— START Rows —

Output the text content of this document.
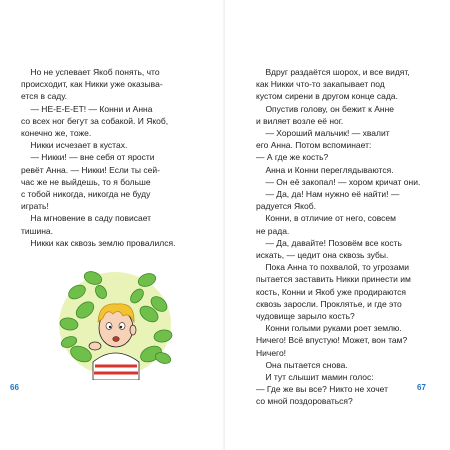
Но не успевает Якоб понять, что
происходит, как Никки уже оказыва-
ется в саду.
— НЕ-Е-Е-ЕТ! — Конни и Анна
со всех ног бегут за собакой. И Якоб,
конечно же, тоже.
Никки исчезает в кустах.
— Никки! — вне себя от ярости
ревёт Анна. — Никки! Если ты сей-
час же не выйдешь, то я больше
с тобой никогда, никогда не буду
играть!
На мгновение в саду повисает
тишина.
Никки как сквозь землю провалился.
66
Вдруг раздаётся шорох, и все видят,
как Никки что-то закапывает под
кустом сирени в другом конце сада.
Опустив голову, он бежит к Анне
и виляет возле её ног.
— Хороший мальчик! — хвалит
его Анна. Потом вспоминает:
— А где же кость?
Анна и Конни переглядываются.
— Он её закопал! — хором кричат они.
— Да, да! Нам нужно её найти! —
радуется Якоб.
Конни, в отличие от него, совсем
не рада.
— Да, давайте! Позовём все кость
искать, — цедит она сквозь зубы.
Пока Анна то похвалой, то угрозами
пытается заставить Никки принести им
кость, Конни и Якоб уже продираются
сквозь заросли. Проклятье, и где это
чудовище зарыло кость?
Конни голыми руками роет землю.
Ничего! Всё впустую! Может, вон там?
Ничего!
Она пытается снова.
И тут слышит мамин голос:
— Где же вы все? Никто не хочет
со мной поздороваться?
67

— END Rows —
— START Rows —

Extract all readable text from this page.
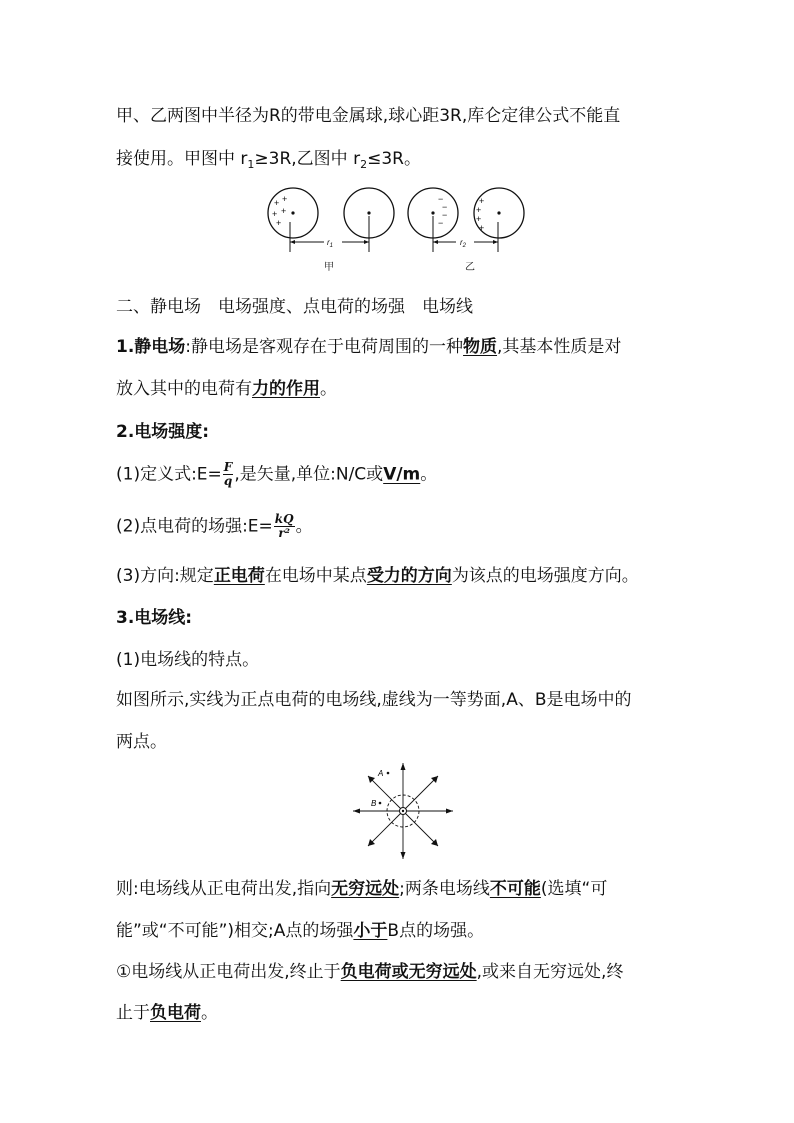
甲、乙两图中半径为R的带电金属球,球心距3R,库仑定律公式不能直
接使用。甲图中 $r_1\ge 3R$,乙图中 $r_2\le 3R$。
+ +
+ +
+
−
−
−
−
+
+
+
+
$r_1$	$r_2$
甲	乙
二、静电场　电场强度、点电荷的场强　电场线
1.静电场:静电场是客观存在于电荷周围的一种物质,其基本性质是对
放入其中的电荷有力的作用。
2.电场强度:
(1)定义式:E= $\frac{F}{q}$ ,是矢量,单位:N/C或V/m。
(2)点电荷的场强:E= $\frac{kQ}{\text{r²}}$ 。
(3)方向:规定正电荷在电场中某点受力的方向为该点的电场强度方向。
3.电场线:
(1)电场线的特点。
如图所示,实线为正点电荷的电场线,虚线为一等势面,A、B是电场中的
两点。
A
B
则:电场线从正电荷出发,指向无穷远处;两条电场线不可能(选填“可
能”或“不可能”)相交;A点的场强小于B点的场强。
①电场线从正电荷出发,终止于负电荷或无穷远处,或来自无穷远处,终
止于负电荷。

— END Rows —

Exercise requirements. Which lines include the word "Якоб"? Copy every one of them.

Problem solution.
Но не успевает Якоб понять, что
со всех ног бегут за собакой. И Якоб,
радуется Якоб.
кость, Конни и Якоб уже продираются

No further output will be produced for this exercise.